%%
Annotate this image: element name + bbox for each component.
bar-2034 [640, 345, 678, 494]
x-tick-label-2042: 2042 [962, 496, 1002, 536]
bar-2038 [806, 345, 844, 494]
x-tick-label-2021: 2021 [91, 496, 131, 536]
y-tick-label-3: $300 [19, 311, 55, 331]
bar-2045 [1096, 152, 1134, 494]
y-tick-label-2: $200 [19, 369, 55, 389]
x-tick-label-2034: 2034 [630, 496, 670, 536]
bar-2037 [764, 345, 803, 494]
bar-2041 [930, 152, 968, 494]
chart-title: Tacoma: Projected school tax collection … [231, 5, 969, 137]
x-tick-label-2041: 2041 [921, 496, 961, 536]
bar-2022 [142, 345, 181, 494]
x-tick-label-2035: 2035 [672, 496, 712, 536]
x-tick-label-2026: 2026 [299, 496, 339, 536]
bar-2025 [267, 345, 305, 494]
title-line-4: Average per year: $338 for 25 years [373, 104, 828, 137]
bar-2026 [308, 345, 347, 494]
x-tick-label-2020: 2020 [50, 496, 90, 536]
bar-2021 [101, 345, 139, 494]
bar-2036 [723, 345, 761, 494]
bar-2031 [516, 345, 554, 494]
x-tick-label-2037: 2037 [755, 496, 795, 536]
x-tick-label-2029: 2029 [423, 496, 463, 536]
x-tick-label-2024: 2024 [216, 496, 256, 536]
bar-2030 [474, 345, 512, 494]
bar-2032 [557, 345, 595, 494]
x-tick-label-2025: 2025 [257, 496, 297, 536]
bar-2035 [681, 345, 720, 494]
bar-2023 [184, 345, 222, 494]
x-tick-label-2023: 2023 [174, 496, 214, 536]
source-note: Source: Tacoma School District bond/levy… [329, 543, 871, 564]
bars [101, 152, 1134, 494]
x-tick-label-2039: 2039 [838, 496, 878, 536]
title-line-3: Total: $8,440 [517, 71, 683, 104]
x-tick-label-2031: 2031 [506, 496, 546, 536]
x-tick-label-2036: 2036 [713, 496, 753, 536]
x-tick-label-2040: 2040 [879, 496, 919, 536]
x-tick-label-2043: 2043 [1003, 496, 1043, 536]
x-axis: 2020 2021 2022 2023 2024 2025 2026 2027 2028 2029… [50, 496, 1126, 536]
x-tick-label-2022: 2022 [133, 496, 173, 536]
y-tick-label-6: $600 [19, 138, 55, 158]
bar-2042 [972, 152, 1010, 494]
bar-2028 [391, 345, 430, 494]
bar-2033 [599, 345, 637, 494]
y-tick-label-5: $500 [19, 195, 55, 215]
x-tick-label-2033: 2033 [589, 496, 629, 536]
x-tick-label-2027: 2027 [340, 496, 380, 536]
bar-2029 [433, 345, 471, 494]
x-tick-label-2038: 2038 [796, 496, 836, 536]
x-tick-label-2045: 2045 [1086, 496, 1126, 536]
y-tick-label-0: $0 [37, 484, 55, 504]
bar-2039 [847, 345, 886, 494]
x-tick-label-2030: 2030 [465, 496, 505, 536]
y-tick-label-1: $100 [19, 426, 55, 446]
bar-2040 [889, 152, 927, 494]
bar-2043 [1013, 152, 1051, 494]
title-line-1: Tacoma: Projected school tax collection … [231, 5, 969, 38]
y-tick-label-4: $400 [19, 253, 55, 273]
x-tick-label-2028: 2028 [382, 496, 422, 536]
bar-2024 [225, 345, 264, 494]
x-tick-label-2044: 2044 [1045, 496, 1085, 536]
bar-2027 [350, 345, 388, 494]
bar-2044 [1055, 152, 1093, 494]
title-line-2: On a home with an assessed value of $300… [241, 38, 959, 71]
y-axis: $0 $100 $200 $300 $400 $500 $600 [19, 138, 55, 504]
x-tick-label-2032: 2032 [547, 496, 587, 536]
%%
* **What is expected**
Repeat all of the material above line for line, keeping every character and the original order unchanged.

* **Response to the task**
Annotate this image: element name + bbox for each component.
bar-2034 [640, 345, 678, 494]
x-tick-label-2042: 2042 [962, 496, 1002, 536]
bar-2038 [806, 345, 844, 494]
x-tick-label-2021: 2021 [91, 496, 131, 536]
y-tick-label-3: $300 [19, 311, 55, 331]
bar-2045 [1096, 152, 1134, 494]
y-tick-label-2: $200 [19, 369, 55, 389]
x-tick-label-2034: 2034 [630, 496, 670, 536]
bar-2037 [764, 345, 803, 494]
bar-2041 [930, 152, 968, 494]
chart-title: Tacoma: Projected school tax collection … [231, 5, 969, 137]
x-tick-label-2041: 2041 [921, 496, 961, 536]
bar-2022 [142, 345, 181, 494]
x-tick-label-2035: 2035 [672, 496, 712, 536]
x-tick-label-2026: 2026 [299, 496, 339, 536]
bar-2025 [267, 345, 305, 494]
title-line-4: Average per year: $338 for 25 years [373, 104, 828, 137]
bar-2026 [308, 345, 347, 494]
x-tick-label-2020: 2020 [50, 496, 90, 536]
bar-2021 [101, 345, 139, 494]
bar-2036 [723, 345, 761, 494]
bar-2031 [516, 345, 554, 494]
x-tick-label-2037: 2037 [755, 496, 795, 536]
x-tick-label-2029: 2029 [423, 496, 463, 536]
x-tick-label-2024: 2024 [216, 496, 256, 536]
bar-2030 [474, 345, 512, 494]
bar-2032 [557, 345, 595, 494]
x-tick-label-2025: 2025 [257, 496, 297, 536]
bar-2035 [681, 345, 720, 494]
bar-2023 [184, 345, 222, 494]
x-tick-label-2023: 2023 [174, 496, 214, 536]
source-note: Source: Tacoma School District bond/levy… [329, 543, 871, 564]
bars [101, 152, 1134, 494]
x-tick-label-2039: 2039 [838, 496, 878, 536]
title-line-3: Total: $8,440 [517, 71, 683, 104]
x-tick-label-2031: 2031 [506, 496, 546, 536]
x-tick-label-2036: 2036 [713, 496, 753, 536]
x-tick-label-2040: 2040 [879, 496, 919, 536]
x-tick-label-2043: 2043 [1003, 496, 1043, 536]
x-axis: 2020 2021 2022 2023 2024 2025 2026 2027 2028 2029… [50, 496, 1126, 536]
x-tick-label-2022: 2022 [133, 496, 173, 536]
y-tick-label-6: $600 [19, 138, 55, 158]
bar-2042 [972, 152, 1010, 494]
bar-2028 [391, 345, 430, 494]
bar-2033 [599, 345, 637, 494]
y-tick-label-5: $500 [19, 195, 55, 215]
x-tick-label-2033: 2033 [589, 496, 629, 536]
x-tick-label-2027: 2027 [340, 496, 380, 536]
bar-2029 [433, 345, 471, 494]
x-tick-label-2038: 2038 [796, 496, 836, 536]
x-tick-label-2045: 2045 [1086, 496, 1126, 536]
y-tick-label-0: $0 [37, 484, 55, 504]
bar-2039 [847, 345, 886, 494]
x-tick-label-2030: 2030 [465, 496, 505, 536]
y-tick-label-1: $100 [19, 426, 55, 446]
bar-2040 [889, 152, 927, 494]
bar-2043 [1013, 152, 1051, 494]
title-line-1: Tacoma: Projected school tax collection … [231, 5, 969, 38]
y-tick-label-4: $400 [19, 253, 55, 273]
x-tick-label-2028: 2028 [382, 496, 422, 536]
bar-2024 [225, 345, 264, 494]
x-tick-label-2044: 2044 [1045, 496, 1085, 536]
bar-2027 [350, 345, 388, 494]
bar-2044 [1055, 152, 1093, 494]
title-line-2: On a home with an assessed value of $300… [241, 38, 959, 71]
y-axis: $0 $100 $200 $300 $400 $500 $600 [19, 138, 55, 504]
x-tick-label-2032: 2032 [547, 496, 587, 536]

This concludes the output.